What to produce » Records follow. Select each line holding "JSON".

Given data »
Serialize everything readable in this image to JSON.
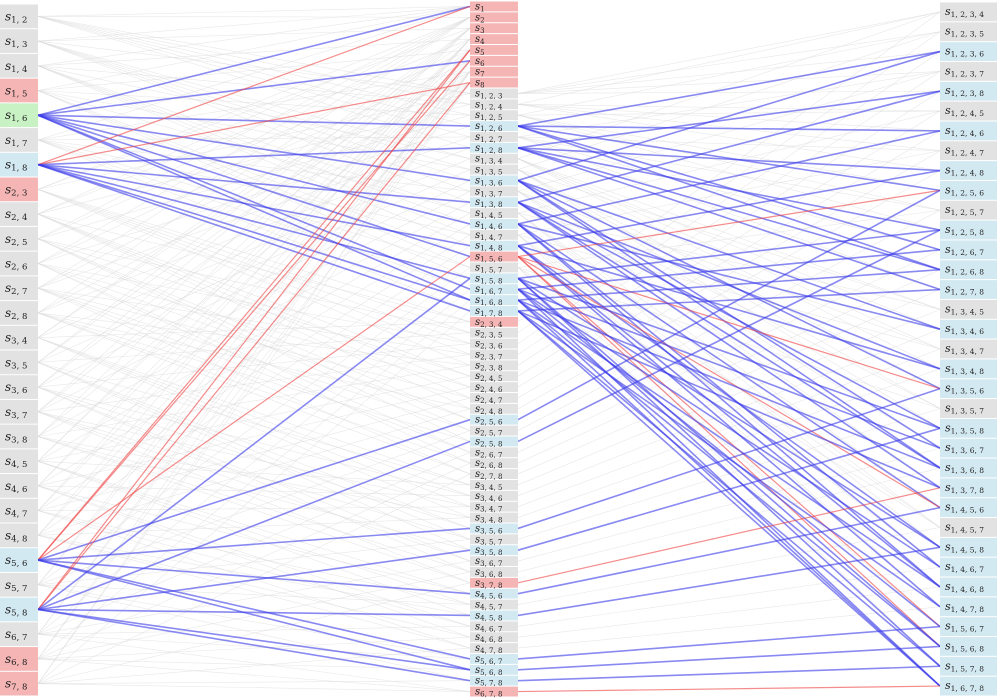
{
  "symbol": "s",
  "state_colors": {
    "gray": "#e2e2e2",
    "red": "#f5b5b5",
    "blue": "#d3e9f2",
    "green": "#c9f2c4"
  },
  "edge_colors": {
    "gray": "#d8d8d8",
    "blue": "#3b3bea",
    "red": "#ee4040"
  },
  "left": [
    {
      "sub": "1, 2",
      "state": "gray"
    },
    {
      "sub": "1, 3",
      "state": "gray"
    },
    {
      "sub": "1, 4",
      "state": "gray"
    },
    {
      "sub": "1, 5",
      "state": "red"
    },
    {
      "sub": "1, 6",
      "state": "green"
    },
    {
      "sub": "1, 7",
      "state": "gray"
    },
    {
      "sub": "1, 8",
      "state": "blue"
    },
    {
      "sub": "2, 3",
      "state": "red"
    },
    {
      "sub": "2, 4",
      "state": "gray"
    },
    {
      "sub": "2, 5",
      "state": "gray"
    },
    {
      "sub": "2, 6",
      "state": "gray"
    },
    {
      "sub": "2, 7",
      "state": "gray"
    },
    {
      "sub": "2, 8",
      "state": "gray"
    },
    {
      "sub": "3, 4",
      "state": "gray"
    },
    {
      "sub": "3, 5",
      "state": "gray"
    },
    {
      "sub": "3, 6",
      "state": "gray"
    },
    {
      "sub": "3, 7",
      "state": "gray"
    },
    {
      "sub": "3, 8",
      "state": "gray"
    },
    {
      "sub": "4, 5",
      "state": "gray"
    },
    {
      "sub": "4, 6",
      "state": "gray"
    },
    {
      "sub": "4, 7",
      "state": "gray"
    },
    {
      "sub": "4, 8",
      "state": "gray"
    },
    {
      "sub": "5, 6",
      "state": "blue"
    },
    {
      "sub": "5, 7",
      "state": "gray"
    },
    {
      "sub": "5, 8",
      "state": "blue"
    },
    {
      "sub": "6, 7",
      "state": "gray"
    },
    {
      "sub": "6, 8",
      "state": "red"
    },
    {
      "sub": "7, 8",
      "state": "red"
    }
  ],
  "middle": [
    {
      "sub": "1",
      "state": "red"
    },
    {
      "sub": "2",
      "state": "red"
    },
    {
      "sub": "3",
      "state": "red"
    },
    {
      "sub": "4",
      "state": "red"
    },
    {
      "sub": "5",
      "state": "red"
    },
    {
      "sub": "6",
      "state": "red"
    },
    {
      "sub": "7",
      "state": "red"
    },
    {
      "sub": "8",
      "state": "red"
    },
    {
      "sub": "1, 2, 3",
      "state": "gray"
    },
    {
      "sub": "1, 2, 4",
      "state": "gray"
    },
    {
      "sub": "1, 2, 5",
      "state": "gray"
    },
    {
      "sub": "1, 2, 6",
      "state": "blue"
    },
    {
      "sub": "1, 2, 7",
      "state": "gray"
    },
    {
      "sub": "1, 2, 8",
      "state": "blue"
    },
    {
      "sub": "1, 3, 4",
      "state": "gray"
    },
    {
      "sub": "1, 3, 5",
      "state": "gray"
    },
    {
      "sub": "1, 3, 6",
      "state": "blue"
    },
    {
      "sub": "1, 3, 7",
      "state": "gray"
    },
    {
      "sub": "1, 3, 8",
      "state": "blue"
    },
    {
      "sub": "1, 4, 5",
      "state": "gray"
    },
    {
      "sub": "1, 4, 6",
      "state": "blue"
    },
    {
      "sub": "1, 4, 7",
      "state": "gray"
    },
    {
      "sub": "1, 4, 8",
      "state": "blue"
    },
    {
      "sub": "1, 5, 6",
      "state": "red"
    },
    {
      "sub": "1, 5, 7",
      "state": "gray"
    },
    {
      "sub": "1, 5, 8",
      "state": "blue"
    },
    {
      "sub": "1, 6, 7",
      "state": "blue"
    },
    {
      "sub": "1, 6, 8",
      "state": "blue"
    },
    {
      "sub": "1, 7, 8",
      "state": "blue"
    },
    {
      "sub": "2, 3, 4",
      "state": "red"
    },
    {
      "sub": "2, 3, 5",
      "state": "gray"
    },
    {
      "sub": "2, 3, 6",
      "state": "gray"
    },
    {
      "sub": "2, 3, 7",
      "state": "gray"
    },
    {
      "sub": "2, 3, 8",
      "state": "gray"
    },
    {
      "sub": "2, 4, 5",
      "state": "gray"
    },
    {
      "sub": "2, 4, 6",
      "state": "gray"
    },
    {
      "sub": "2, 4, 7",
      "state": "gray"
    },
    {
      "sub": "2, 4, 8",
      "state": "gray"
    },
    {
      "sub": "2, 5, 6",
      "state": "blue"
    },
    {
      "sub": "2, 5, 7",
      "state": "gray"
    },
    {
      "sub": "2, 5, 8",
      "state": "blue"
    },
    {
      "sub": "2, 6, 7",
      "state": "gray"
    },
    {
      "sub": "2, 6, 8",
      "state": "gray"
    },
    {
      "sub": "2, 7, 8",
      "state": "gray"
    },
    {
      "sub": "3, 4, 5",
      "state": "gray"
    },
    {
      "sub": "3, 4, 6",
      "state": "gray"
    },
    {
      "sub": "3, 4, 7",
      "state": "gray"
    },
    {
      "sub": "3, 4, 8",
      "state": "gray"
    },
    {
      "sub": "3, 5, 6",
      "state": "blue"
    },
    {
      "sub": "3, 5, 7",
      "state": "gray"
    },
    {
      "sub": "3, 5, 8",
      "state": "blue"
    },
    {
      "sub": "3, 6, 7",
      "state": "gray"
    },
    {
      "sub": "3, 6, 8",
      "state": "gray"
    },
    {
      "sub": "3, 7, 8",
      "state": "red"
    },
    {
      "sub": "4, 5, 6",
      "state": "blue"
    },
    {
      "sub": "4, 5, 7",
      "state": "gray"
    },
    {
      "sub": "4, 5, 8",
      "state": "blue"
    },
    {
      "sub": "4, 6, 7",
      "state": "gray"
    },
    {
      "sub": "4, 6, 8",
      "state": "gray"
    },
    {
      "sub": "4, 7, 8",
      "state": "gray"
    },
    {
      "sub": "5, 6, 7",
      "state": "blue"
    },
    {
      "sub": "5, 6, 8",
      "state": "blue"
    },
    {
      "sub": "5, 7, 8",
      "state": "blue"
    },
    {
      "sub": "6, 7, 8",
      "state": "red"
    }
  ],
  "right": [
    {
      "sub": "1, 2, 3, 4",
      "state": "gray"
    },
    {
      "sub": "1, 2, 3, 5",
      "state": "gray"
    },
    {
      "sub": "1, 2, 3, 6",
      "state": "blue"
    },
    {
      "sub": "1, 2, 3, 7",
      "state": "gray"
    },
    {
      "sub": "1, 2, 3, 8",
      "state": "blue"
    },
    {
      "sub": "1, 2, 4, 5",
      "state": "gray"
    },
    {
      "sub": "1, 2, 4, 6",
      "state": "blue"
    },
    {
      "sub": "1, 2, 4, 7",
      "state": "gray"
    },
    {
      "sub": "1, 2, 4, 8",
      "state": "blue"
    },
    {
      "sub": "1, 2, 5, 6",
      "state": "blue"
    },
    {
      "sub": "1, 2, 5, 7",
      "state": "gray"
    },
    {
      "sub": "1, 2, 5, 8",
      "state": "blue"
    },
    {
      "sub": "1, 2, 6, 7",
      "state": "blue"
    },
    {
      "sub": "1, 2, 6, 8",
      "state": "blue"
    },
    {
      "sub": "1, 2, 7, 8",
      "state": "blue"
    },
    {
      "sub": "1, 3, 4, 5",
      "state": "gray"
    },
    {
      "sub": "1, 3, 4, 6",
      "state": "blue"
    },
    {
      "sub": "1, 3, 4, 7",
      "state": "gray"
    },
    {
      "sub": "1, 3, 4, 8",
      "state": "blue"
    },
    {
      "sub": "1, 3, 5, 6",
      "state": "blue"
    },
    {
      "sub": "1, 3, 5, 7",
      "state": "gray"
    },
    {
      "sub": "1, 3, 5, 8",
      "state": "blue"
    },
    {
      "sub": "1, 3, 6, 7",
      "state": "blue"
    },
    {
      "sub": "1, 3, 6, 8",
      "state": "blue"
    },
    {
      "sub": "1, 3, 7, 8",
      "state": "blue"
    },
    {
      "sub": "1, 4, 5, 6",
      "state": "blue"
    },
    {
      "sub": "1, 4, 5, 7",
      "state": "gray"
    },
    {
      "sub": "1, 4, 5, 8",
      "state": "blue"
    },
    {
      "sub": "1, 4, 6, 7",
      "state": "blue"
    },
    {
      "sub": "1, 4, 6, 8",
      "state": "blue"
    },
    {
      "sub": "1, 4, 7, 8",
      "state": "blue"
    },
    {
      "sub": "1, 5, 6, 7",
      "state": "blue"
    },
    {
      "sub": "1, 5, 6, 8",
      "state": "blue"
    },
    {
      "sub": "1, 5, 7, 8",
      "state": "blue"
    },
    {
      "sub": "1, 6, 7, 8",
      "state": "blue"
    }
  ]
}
...
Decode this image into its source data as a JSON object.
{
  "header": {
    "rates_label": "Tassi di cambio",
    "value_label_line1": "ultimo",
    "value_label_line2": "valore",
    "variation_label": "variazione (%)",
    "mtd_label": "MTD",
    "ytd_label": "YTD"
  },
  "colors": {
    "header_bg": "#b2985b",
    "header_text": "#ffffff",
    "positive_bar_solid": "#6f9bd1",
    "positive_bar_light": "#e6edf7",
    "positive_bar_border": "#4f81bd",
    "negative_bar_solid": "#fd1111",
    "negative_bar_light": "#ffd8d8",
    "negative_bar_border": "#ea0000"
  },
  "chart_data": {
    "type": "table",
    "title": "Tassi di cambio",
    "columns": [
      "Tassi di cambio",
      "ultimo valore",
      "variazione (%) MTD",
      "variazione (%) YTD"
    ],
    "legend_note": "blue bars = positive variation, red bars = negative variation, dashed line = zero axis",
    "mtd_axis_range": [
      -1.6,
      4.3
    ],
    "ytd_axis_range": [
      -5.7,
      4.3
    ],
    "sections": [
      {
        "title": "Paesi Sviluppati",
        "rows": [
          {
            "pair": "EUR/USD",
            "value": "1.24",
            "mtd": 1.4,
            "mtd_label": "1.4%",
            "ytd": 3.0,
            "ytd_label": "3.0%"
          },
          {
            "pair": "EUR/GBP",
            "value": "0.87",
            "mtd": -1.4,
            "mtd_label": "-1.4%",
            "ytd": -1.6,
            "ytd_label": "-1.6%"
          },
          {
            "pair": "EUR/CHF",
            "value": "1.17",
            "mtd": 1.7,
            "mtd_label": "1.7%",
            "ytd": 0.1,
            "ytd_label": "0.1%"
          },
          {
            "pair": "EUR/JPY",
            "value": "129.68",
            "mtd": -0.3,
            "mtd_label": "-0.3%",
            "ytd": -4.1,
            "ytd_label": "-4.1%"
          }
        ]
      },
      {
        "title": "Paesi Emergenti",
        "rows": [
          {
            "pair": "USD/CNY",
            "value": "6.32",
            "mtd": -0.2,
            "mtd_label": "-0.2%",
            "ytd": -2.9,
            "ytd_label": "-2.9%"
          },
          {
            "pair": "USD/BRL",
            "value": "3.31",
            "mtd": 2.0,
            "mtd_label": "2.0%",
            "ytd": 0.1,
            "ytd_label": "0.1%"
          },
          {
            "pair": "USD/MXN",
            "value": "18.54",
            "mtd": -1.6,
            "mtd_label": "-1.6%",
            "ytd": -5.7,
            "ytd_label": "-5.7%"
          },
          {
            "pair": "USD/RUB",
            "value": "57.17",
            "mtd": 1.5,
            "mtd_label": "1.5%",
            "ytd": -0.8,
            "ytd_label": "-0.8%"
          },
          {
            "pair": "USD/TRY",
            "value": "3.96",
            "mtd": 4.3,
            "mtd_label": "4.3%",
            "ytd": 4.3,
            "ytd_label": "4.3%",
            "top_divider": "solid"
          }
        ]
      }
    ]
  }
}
...
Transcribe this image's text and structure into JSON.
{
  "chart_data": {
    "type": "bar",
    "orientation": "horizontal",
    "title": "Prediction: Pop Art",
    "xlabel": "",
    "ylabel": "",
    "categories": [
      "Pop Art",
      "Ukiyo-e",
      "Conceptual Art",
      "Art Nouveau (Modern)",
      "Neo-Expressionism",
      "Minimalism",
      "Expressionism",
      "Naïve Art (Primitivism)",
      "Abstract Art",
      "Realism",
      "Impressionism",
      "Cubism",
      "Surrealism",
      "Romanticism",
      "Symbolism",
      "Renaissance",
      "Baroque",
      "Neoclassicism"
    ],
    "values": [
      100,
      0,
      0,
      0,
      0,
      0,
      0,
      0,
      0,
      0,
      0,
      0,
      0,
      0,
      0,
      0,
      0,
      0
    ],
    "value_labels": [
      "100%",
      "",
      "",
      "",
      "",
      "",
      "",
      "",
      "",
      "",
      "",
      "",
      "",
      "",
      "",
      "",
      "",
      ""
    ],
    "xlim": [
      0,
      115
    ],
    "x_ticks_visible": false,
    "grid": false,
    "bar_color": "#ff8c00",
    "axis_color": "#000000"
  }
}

The result »
Serialize everything readable in this image to JSON.
Decode this image into its source data as a JSON object.
Transcribe this image's text and structure into JSON.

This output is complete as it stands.